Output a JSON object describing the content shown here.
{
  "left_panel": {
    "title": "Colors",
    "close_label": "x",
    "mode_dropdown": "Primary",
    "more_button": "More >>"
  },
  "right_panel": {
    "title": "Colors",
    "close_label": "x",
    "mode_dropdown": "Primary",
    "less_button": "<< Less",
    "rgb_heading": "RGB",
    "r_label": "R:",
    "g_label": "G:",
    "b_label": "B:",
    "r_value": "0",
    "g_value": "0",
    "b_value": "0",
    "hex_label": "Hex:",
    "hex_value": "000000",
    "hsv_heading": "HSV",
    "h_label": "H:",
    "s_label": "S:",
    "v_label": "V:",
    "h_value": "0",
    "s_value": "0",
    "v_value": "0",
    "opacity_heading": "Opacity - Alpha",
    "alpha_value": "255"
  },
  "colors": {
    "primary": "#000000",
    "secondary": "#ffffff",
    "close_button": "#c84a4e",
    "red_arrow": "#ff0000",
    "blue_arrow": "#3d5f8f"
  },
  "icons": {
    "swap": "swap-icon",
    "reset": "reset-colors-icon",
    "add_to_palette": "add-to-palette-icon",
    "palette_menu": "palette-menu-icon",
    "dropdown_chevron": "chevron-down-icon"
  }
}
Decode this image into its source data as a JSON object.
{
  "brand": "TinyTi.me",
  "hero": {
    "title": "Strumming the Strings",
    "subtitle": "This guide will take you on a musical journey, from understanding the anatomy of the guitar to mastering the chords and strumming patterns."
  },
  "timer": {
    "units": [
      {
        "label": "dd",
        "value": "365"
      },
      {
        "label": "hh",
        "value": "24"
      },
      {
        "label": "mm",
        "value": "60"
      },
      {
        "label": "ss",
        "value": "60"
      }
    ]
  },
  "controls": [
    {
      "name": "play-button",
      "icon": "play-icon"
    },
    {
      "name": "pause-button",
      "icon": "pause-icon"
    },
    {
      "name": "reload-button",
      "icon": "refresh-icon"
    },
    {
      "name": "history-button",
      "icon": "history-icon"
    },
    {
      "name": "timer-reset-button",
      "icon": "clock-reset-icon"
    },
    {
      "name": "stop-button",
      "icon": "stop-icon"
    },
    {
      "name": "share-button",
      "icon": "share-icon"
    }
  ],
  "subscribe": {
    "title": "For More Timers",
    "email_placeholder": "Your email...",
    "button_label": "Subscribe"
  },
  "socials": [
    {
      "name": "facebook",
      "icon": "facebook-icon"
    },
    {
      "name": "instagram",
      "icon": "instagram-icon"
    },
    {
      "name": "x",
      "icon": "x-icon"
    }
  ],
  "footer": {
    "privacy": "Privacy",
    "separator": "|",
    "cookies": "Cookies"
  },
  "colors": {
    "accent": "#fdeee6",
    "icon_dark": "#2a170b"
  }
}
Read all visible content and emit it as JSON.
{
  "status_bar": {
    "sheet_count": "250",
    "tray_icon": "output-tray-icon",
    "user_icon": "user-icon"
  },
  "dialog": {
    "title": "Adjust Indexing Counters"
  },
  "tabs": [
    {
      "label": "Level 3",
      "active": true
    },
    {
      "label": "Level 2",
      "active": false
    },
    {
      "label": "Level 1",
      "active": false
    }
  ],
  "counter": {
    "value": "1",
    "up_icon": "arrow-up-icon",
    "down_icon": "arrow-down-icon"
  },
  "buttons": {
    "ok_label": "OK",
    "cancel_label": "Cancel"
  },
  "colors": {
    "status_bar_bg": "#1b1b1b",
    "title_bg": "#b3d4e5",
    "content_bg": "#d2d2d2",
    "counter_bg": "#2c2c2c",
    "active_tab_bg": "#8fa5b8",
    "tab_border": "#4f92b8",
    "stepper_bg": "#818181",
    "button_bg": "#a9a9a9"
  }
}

################

Make an exact copy of every line in the data.

Output a JSON object describing the content shown here.
{
  "left_panel": {
    "title": "Colors",
    "close_label": "x",
    "mode_dropdown": "Primary",
    "more_button": "More >>"
  },
  "right_panel": {
    "title": "Colors",
    "close_label": "x",
    "mode_dropdown": "Primary",
    "less_button": "<< Less",
    "rgb_heading": "RGB",
    "r_label": "R:",
    "g_label": "G:",
    "b_label": "B:",
    "r_value": "0",
    "g_value": "0",
    "b_value": "0",
    "hex_label": "Hex:",
    "hex_value": "000000",
    "hsv_heading": "HSV",
    "h_label": "H:",
    "s_label": "S:",
    "v_label": "V:",
    "h_value": "0",
    "s_value": "0",
    "v_value": "0",
    "opacity_heading": "Opacity - Alpha",
    "alpha_value": "255"
  },
  "colors": {
    "primary": "#000000",
    "secondary": "#ffffff",
    "close_button": "#c84a4e",
    "red_arrow": "#ff0000",
    "blue_arrow": "#3d5f8f"
  },
  "icons": {
    "swap": "swap-icon",
    "reset": "reset-colors-icon",
    "add_to_palette": "add-to-palette-icon",
    "palette_menu": "palette-menu-icon",
    "dropdown_chevron": "chevron-down-icon"
  }
}
Decode this image into its source data as a JSON object.
{
  "brand": "TinyTi.me",
  "hero": {
    "title": "Strumming the Strings",
    "subtitle": "This guide will take you on a musical journey, from understanding the anatomy of the guitar to mastering the chords and strumming patterns."
  },
  "timer": {
    "units": [
      {
        "label": "dd",
        "value": "365"
      },
      {
        "label": "hh",
        "value": "24"
      },
      {
        "label": "mm",
        "value": "60"
      },
      {
        "label": "ss",
        "value": "60"
      }
    ]
  },
  "controls": [
    {
      "name": "play-button",
      "icon": "play-icon"
    },
    {
      "name": "pause-button",
      "icon": "pause-icon"
    },
    {
      "name": "reload-button",
      "icon": "refresh-icon"
    },
    {
      "name": "history-button",
      "icon": "history-icon"
    },
    {
      "name": "timer-reset-button",
      "icon": "clock-reset-icon"
    },
    {
      "name": "stop-button",
      "icon": "stop-icon"
    },
    {
      "name": "share-button",
      "icon": "share-icon"
    }
  ],
  "subscribe": {
    "title": "For More Timers",
    "email_placeholder": "Your email...",
    "button_label": "Subscribe"
  },
  "socials": [
    {
      "name": "facebook",
      "icon": "facebook-icon"
    },
    {
      "name": "instagram",
      "icon": "instagram-icon"
    },
    {
      "name": "x",
      "icon": "x-icon"
    }
  ],
  "footer": {
    "privacy": "Privacy",
    "separator": "|",
    "cookies": "Cookies"
  },
  "colors": {
    "accent": "#fdeee6",
    "icon_dark": "#2a170b"
  }
}
Read all visible content and emit it as JSON.
{
  "status_bar": {
    "sheet_count": "250",
    "tray_icon": "output-tray-icon",
    "user_icon": "user-icon"
  },
  "dialog": {
    "title": "Adjust Indexing Counters"
  },
  "tabs": [
    {
      "label": "Level 3",
      "active": true
    },
    {
      "label": "Level 2",
      "active": false
    },
    {
      "label": "Level 1",
      "active": false
    }
  ],
  "counter": {
    "value": "1",
    "up_icon": "arrow-up-icon",
    "down_icon": "arrow-down-icon"
  },
  "buttons": {
    "ok_label": "OK",
    "cancel_label": "Cancel"
  },
  "colors": {
    "status_bar_bg": "#1b1b1b",
    "title_bg": "#b3d4e5",
    "content_bg": "#d2d2d2",
    "counter_bg": "#2c2c2c",
    "active_tab_bg": "#8fa5b8",
    "tab_border": "#4f92b8",
    "stepper_bg": "#818181",
    "button_bg": "#a9a9a9"
  }
}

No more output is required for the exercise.